# Task requirements:
Write out the data below exactly as given, without any of its pictures.

# Data rows:
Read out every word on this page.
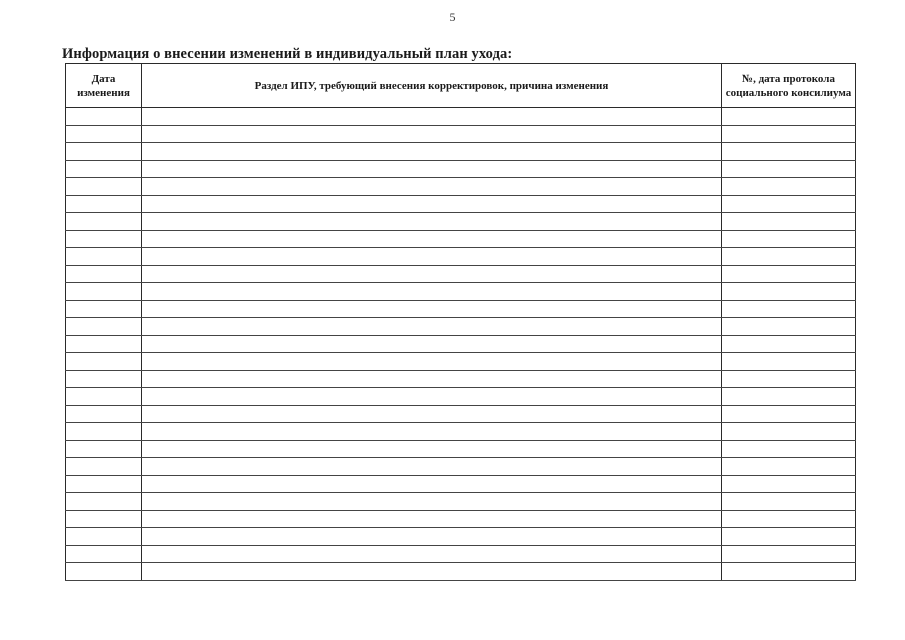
5
Информация о внесении изменений в индивидуальный план ухода:
Дата изменения	Раздел ИПУ, требующий внесения корректировок, причина изменения	№, дата протокола социального консилиума
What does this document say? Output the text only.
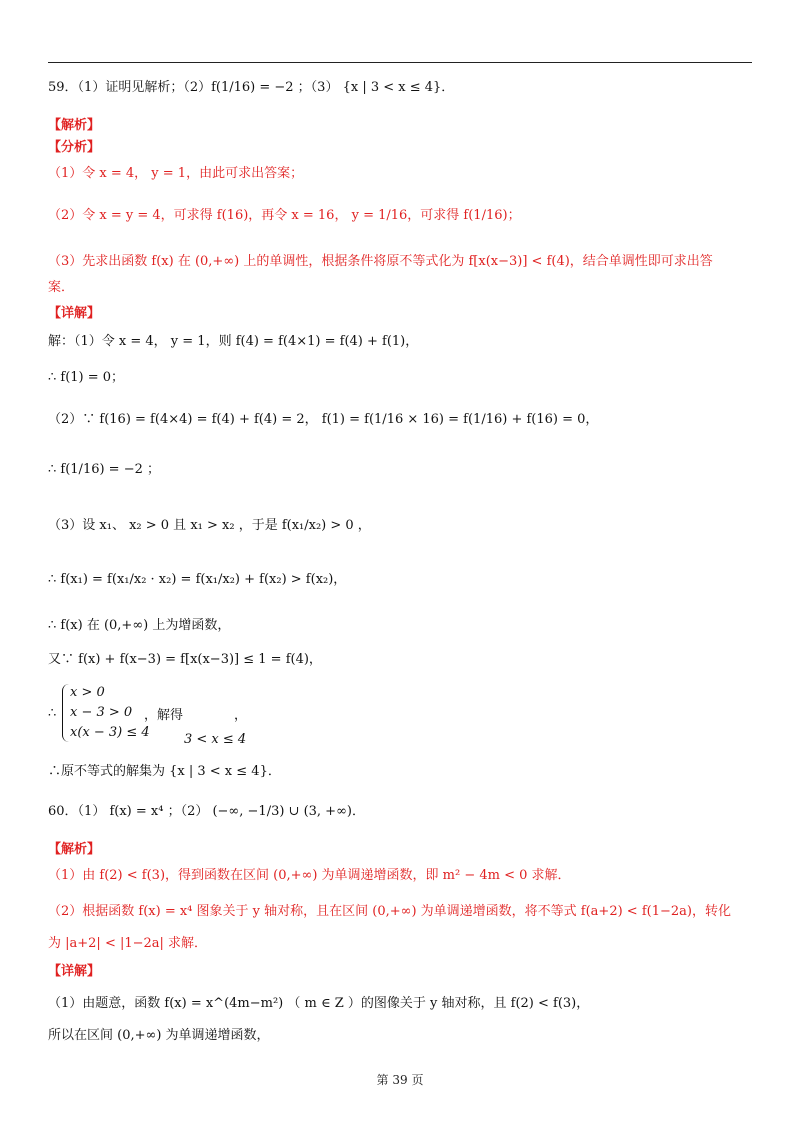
59．（1）证明见解析；（2）f(1/16) = −2 ；（3） {x | 3 < x ≤ 4}．
【解析】
【分析】
（1）令 x = 4， y = 1，由此可求出答案；
（2）令 x = y = 4，可求得 f(16)，再令 x = 16， y = 1/16，可求得 f(1/16)；
（3）先求出函数 f(x) 在 (0,+∞) 上的单调性，根据条件将原不等式化为 f[x(x−3)] < f(4)，结合单调性即可求出答
案．
【详解】
解：（1）令 x = 4， y = 1，则 f(4) = f(4×1) = f(4) + f(1)，
∴ f(1) = 0；
（2）∵ f(16) = f(4×4) = f(4) + f(4) = 2， f(1) = f(1/16 × 16) = f(1/16) + f(16) = 0，
∴ f(1/16) = −2 ；
（3）设 x₁、 x₂ > 0 且 x₁ > x₂ ，于是 f(x₁/x₂) > 0 ，
∴ f(x₁) = f(x₁/x₂ · x₂) = f(x₁/x₂) + f(x₂) > f(x₂)，
∴ f(x) 在 (0,+∞) 上为增函数，
又∵ f(x) + f(x−3) = f[x(x−3)] ≤ 1 = f(4)，
∴
x > 0
x − 3 > 0
x(x − 3) ≤ 4
，解得
3 < x ≤ 4
，
∴原不等式的解集为 {x | 3 < x ≤ 4}．
60．（1） f(x) = x⁴ ；（2） (−∞, −1/3) ∪ (3, +∞)．
【解析】
（1）由 f(2) < f(3)，得到函数在区间 (0,+∞) 为单调递增函数，即 m² − 4m < 0 求解．
（2）根据函数 f(x) = x⁴ 图象关于 y 轴对称，且在区间 (0,+∞) 为单调递增函数，将不等式 f(a+2) < f(1−2a)，转化
为 |a+2| < |1−2a| 求解．
【详解】
（1）由题意，函数 f(x) = x^(4m−m²) （ m ∈ Z ）的图像关于 y 轴对称，且 f(2) < f(3)，
所以在区间 (0,+∞) 为单调递增函数，
第 39 页
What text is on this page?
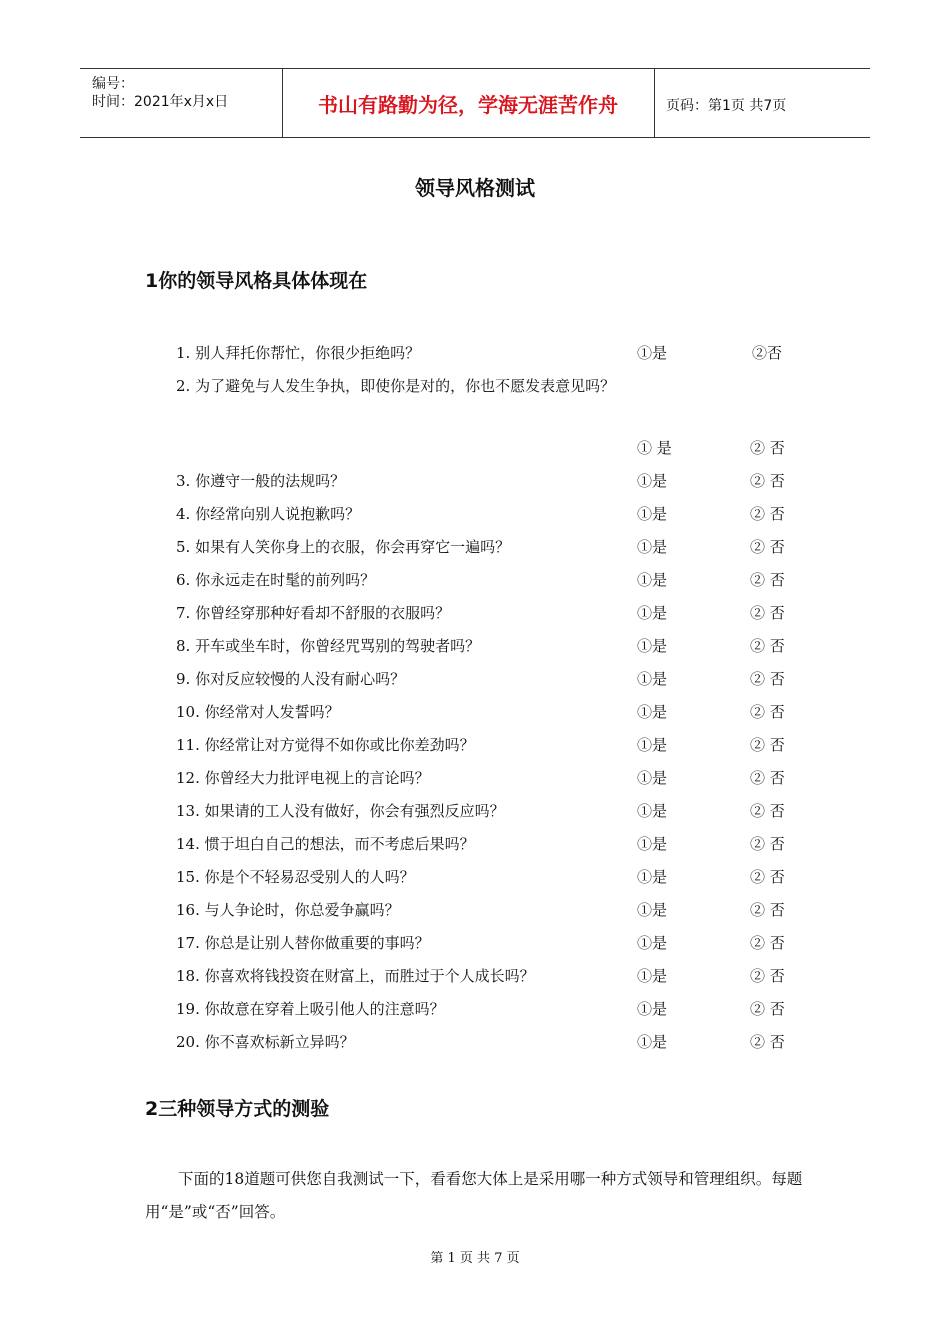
编号：
时间：2021年x月x日	书山有路勤为径，学海无涯苦作舟	页码：第1页 共7页
领导风格测试
1你的领导风格具体体现在
1. 别人拜托你帮忙，你很少拒绝吗？	①是	②否
2. 为了避免与人发生争执，即使你是对的，你也不愿发表意见吗？
① 是	② 否
3. 你遵守一般的法规吗？	①是	② 否
4. 你经常向别人说抱歉吗？	①是	② 否
5. 如果有人笑你身上的衣服，你会再穿它一遍吗？	①是	② 否
6. 你永远走在时髦的前列吗？	①是	② 否
7. 你曾经穿那种好看却不舒服的衣服吗？	①是	② 否
8. 开车或坐车时，你曾经咒骂别的驾驶者吗？	①是	② 否
9. 你对反应较慢的人没有耐心吗？	①是	② 否
10. 你经常对人发誓吗？	①是	② 否
11. 你经常让对方觉得不如你或比你差劲吗？	①是	② 否
12. 你曾经大力批评电视上的言论吗？	①是	② 否
13. 如果请的工人没有做好，你会有强烈反应吗？	①是	② 否
14. 惯于坦白自己的想法，而不考虑后果吗？	①是	② 否
15. 你是个不轻易忍受别人的人吗？	①是	② 否
16. 与人争论时，你总爱争赢吗？	①是	② 否
17. 你总是让别人替你做重要的事吗？	①是	② 否
18. 你喜欢将钱投资在财富上，而胜过于个人成长吗？	①是	② 否
19. 你故意在穿着上吸引他人的注意吗？	①是	② 否
20. 你不喜欢标新立异吗？	①是	② 否
2三种领导方式的测验
下面的18道题可供您自我测试一下，看看您大体上是采用哪一种方式领导和管理组织。每题用“是”或“否”回答。
第 1 页 共 7 页
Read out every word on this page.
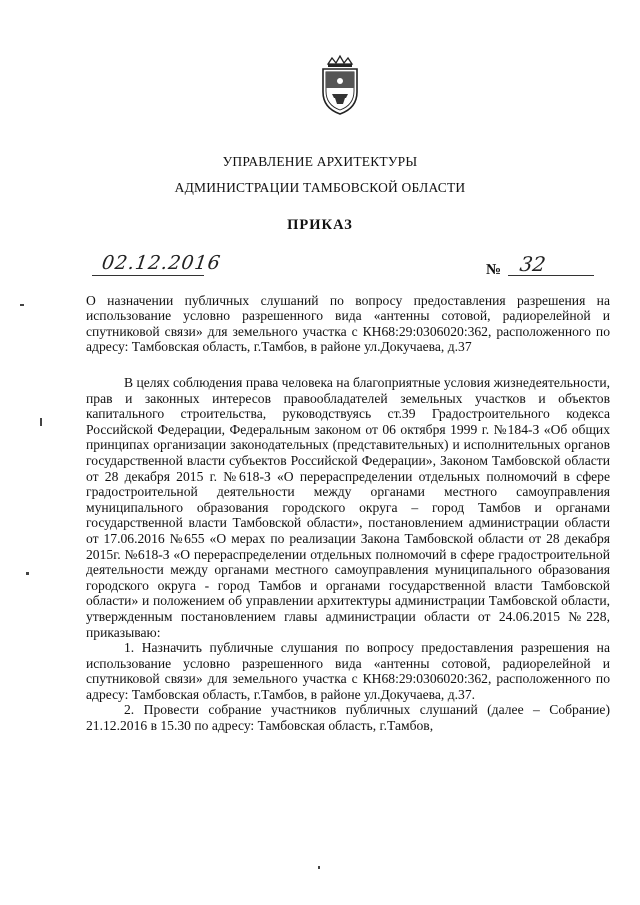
УПРАВЛЕНИЕ АРХИТЕКТУРЫ
АДМИНИСТРАЦИИ ТАМБОВСКОЙ ОБЛАСТИ
ПРИКАЗ
02.12.2016	№ 32
О назначении публичных слушаний по вопросу предоставления разрешения на использование условно разрешенного вида «антенны сотовой, радиорелейной и спутниковой связи» для земельного участка с КН68:29:0306020:362, расположенного по адресу: Тамбовская область, г.Тамбов, в районе ул.Докучаева, д.37

В целях соблюдения права человека на благоприятные условия жизнедеятельности, прав и законных интересов правообладателей земельных участков и объектов капитального строительства, руководствуясь ст.39 Градостроительного кодекса Российской Федерации, Федеральным законом от 06 октября 1999 г. №184-З «Об общих принципах организации законодательных (представительных) и исполнительных органов государственной власти субъектов Российской Федерации», Законом Тамбовской области от 28 декабря 2015 г. №618-З «О перераспределении отдельных полномочий в сфере градостроительной деятельности между органами местного самоуправления муниципального образования городского округа – город Тамбов и органами государственной власти Тамбовской области», постановлением администрации области от 17.06.2016 №655 «О мерах по реализации Закона Тамбовской области от 28 декабря 2015г. №618-З «О перераспределении отдельных полномочий в сфере градостроительной деятельности между органами местного самоуправления муниципального образования городского округа - город Тамбов и органами государственной власти Тамбовской области» и положением об управлении архитектуры администрации Тамбовской области, утвержденным постановлением главы администрации области от 24.06.2015 №228, приказываю:

1. Назначить публичные слушания по вопросу предоставления разрешения на использование условно разрешенного вида «антенны сотовой, радиорелейной и спутниковой связи» для земельного участка с КН68:29:0306020:362, расположенного по адресу: Тамбовская область, г.Тамбов, в районе ул.Докучаева, д.37.

2. Провести собрание участников публичных слушаний (далее – Собрание) 21.12.2016 в 15.30 по адресу: Тамбовская область, г.Тамбов,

# Correct output:
Read out every word on this page.
5
Информация о внесении изменений в индивидуальный план ухода:
Дата изменения	Раздел ИПУ, требующий внесения корректировок, причина изменения	№, дата протокола социального консилиума
What does this document say? Output the text only.
59．（1）证明见解析；（2）f(1/16) = −2 ；（3） {x | 3 < x ≤ 4}．
【解析】
【分析】
（1）令 x = 4， y = 1，由此可求出答案；
（2）令 x = y = 4，可求得 f(16)，再令 x = 16， y = 1/16，可求得 f(1/16)；
（3）先求出函数 f(x) 在 (0,+∞) 上的单调性，根据条件将原不等式化为 f[x(x−3)] < f(4)，结合单调性即可求出答
案．
【详解】
解：（1）令 x = 4， y = 1，则 f(4) = f(4×1) = f(4) + f(1)，
∴ f(1) = 0；
（2）∵ f(16) = f(4×4) = f(4) + f(4) = 2， f(1) = f(1/16 × 16) = f(1/16) + f(16) = 0，
∴ f(1/16) = −2 ；
（3）设 x₁、 x₂ > 0 且 x₁ > x₂ ，于是 f(x₁/x₂) > 0 ，
∴ f(x₁) = f(x₁/x₂ · x₂) = f(x₁/x₂) + f(x₂) > f(x₂)，
∴ f(x) 在 (0,+∞) 上为增函数，
又∵ f(x) + f(x−3) = f[x(x−3)] ≤ 1 = f(4)，
∴
x > 0
x − 3 > 0
x(x − 3) ≤ 4
，解得
3 < x ≤ 4
，
∴原不等式的解集为 {x | 3 < x ≤ 4}．
60．（1） f(x) = x⁴ ；（2） (−∞, −1/3) ∪ (3, +∞)．
【解析】
（1）由 f(2) < f(3)，得到函数在区间 (0,+∞) 为单调递增函数，即 m² − 4m < 0 求解．
（2）根据函数 f(x) = x⁴ 图象关于 y 轴对称，且在区间 (0,+∞) 为单调递增函数，将不等式 f(a+2) < f(1−2a)，转化
为 |a+2| < |1−2a| 求解．
【详解】
（1）由题意，函数 f(x) = x^(4m−m²) （ m ∈ Z ）的图像关于 y 轴对称，且 f(2) < f(3)，
所以在区间 (0,+∞) 为单调递增函数，
第 39 页
What text is on this page?
编号：
时间：2021年x月x日	书山有路勤为径，学海无涯苦作舟	页码：第1页 共7页
领导风格测试
1你的领导风格具体体现在
1. 别人拜托你帮忙，你很少拒绝吗？	①是	②否
2. 为了避免与人发生争执，即使你是对的，你也不愿发表意见吗？
① 是	② 否
3. 你遵守一般的法规吗？	①是	② 否
4. 你经常向别人说抱歉吗？	①是	② 否
5. 如果有人笑你身上的衣服，你会再穿它一遍吗？	①是	② 否
6. 你永远走在时髦的前列吗？	①是	② 否
7. 你曾经穿那种好看却不舒服的衣服吗？	①是	② 否
8. 开车或坐车时，你曾经咒骂别的驾驶者吗？	①是	② 否
9. 你对反应较慢的人没有耐心吗？	①是	② 否
10. 你经常对人发誓吗？	①是	② 否
11. 你经常让对方觉得不如你或比你差劲吗？	①是	② 否
12. 你曾经大力批评电视上的言论吗？	①是	② 否
13. 如果请的工人没有做好，你会有强烈反应吗？	①是	② 否
14. 惯于坦白自己的想法，而不考虑后果吗？	①是	② 否
15. 你是个不轻易忍受别人的人吗？	①是	② 否
16. 与人争论时，你总爱争赢吗？	①是	② 否
17. 你总是让别人替你做重要的事吗？	①是	② 否
18. 你喜欢将钱投资在财富上，而胜过于个人成长吗？	①是	② 否
19. 你故意在穿着上吸引他人的注意吗？	①是	② 否
20. 你不喜欢标新立异吗？	①是	② 否
2三种领导方式的测验
下面的18道题可供您自我测试一下，看看您大体上是采用哪一种方式领导和管理组织。每题用“是”或“否”回答。
第 1 页 共 7 页
Read out every word on this page.
УПРАВЛЕНИЕ АРХИТЕКТУРЫ
АДМИНИСТРАЦИИ ТАМБОВСКОЙ ОБЛАСТИ
ПРИКАЗ
02.12.2016	№ 32
О назначении публичных слушаний по вопросу предоставления разрешения на использование условно разрешенного вида «антенны сотовой, радиорелейной и спутниковой связи» для земельного участка с КН68:29:0306020:362, расположенного по адресу: Тамбовская область, г.Тамбов, в районе ул.Докучаева, д.37

В целях соблюдения права человека на благоприятные условия жизнедеятельности, прав и законных интересов правообладателей земельных участков и объектов капитального строительства, руководствуясь ст.39 Градостроительного кодекса Российской Федерации, Федеральным законом от 06 октября 1999 г. №184-З «Об общих принципах организации законодательных (представительных) и исполнительных органов государственной власти субъектов Российской Федерации», Законом Тамбовской области от 28 декабря 2015 г. №618-З «О перераспределении отдельных полномочий в сфере градостроительной деятельности между органами местного самоуправления муниципального образования городского округа – город Тамбов и органами государственной власти Тамбовской области», постановлением администрации области от 17.06.2016 №655 «О мерах по реализации Закона Тамбовской области от 28 декабря 2015г. №618-З «О перераспределении отдельных полномочий в сфере градостроительной деятельности между органами местного самоуправления муниципального образования городского округа - город Тамбов и органами государственной власти Тамбовской области» и положением об управлении архитектуры администрации Тамбовской области, утвержденным постановлением главы администрации области от 24.06.2015 №228, приказываю:

1. Назначить публичные слушания по вопросу предоставления разрешения на использование условно разрешенного вида «антенны сотовой, радиорелейной и спутниковой связи» для земельного участка с КН68:29:0306020:362, расположенного по адресу: Тамбовская область, г.Тамбов, в районе ул.Докучаева, д.37.

2. Провести собрание участников публичных слушаний (далее – Собрание) 21.12.2016 в 15.30 по адресу: Тамбовская область, г.Тамбов,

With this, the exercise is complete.